STATED PROBLEM:
Reply with one number: how many lines contain the word "правового".

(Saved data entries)

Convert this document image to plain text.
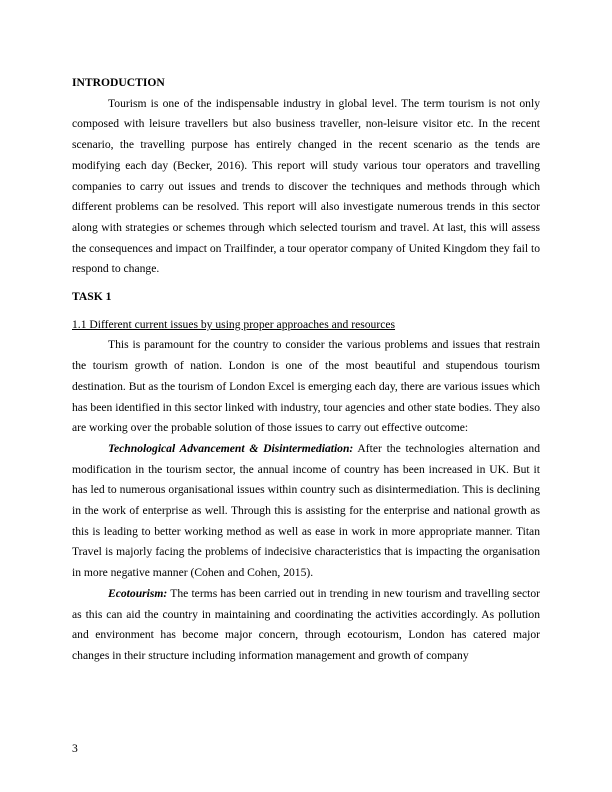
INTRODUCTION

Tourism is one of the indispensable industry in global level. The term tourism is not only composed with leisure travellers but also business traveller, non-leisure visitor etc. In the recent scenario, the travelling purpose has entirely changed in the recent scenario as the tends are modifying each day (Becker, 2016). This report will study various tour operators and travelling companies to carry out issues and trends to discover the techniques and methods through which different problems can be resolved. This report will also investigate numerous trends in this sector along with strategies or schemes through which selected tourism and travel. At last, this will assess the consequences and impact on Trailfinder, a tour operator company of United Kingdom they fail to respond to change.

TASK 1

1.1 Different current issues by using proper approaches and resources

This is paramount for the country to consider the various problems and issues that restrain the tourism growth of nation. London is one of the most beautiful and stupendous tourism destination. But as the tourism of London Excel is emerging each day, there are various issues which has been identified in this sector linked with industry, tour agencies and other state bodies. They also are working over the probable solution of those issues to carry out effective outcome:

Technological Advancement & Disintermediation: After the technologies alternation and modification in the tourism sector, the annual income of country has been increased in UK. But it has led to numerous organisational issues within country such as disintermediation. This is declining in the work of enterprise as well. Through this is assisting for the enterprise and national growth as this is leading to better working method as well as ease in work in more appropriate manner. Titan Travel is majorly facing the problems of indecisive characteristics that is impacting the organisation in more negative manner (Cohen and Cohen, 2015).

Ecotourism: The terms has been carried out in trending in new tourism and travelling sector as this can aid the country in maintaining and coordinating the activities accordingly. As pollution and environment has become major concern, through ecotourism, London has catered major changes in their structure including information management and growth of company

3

* * *

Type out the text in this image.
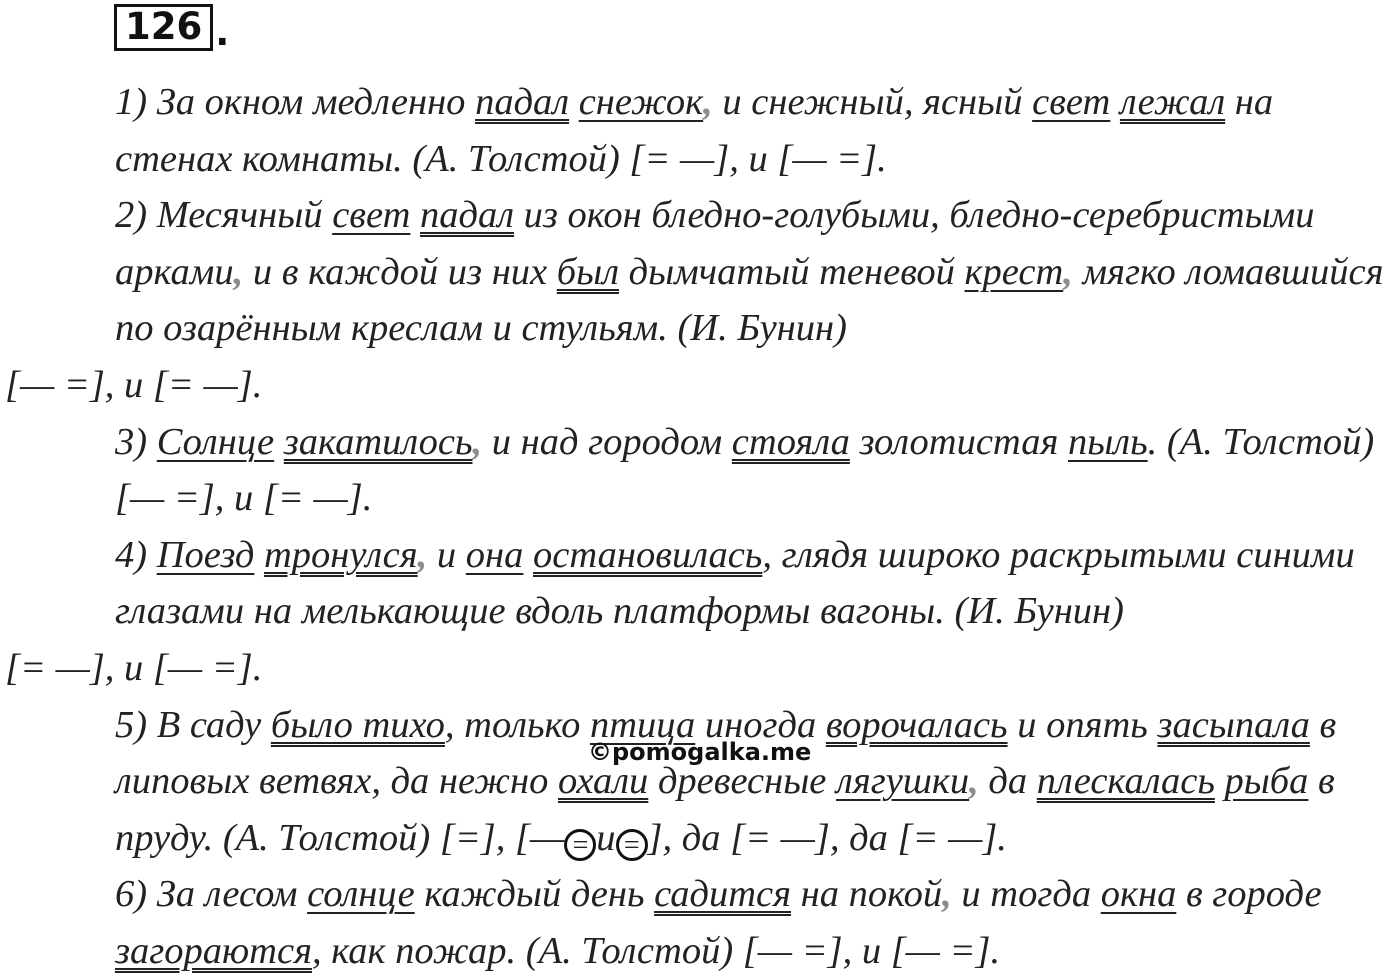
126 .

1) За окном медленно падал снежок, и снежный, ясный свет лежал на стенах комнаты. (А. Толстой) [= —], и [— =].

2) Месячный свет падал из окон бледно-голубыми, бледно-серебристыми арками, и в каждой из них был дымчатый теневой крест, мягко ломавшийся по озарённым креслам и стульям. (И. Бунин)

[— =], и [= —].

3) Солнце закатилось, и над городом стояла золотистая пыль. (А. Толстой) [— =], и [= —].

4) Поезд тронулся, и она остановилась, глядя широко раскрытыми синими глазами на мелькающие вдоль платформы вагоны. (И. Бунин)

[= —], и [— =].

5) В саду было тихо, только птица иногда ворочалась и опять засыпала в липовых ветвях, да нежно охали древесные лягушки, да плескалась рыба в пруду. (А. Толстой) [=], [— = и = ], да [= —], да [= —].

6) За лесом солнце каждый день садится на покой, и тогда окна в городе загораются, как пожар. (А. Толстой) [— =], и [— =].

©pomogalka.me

---

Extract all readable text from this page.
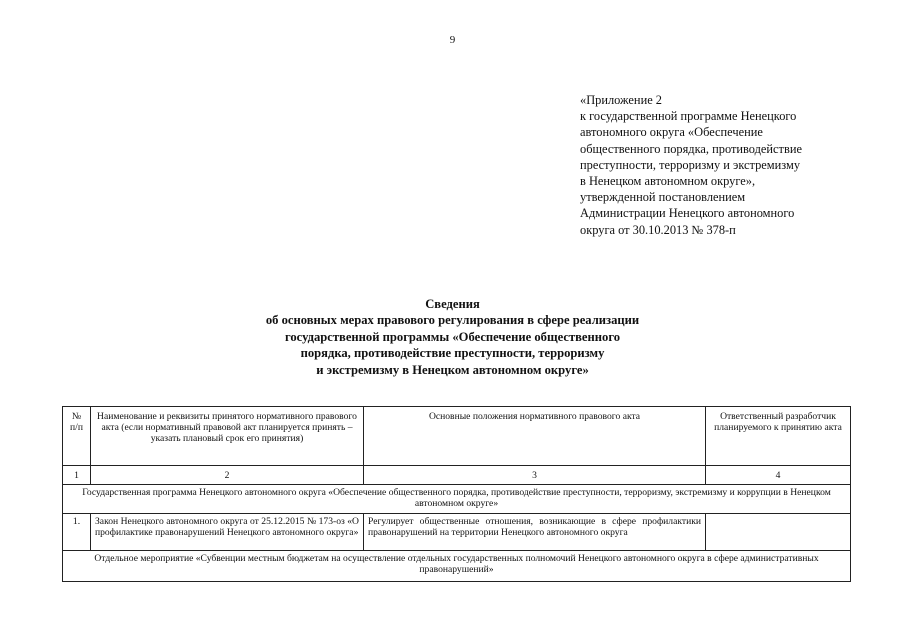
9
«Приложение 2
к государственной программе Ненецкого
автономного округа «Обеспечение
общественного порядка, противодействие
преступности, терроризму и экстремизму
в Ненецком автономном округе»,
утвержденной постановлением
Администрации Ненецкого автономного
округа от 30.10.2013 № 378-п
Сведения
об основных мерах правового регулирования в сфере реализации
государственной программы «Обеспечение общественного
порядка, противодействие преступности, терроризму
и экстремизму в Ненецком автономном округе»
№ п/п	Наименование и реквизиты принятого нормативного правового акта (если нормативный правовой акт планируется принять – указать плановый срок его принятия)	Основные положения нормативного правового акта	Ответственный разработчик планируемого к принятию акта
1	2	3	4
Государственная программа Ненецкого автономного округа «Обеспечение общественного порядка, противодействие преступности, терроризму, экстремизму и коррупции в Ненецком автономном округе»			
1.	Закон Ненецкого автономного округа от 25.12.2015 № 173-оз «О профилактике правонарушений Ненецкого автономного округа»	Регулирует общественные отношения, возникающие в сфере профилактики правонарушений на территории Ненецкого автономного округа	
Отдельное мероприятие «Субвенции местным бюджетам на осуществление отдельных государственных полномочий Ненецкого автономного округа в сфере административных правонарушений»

WRITTEN SOLUTION:
2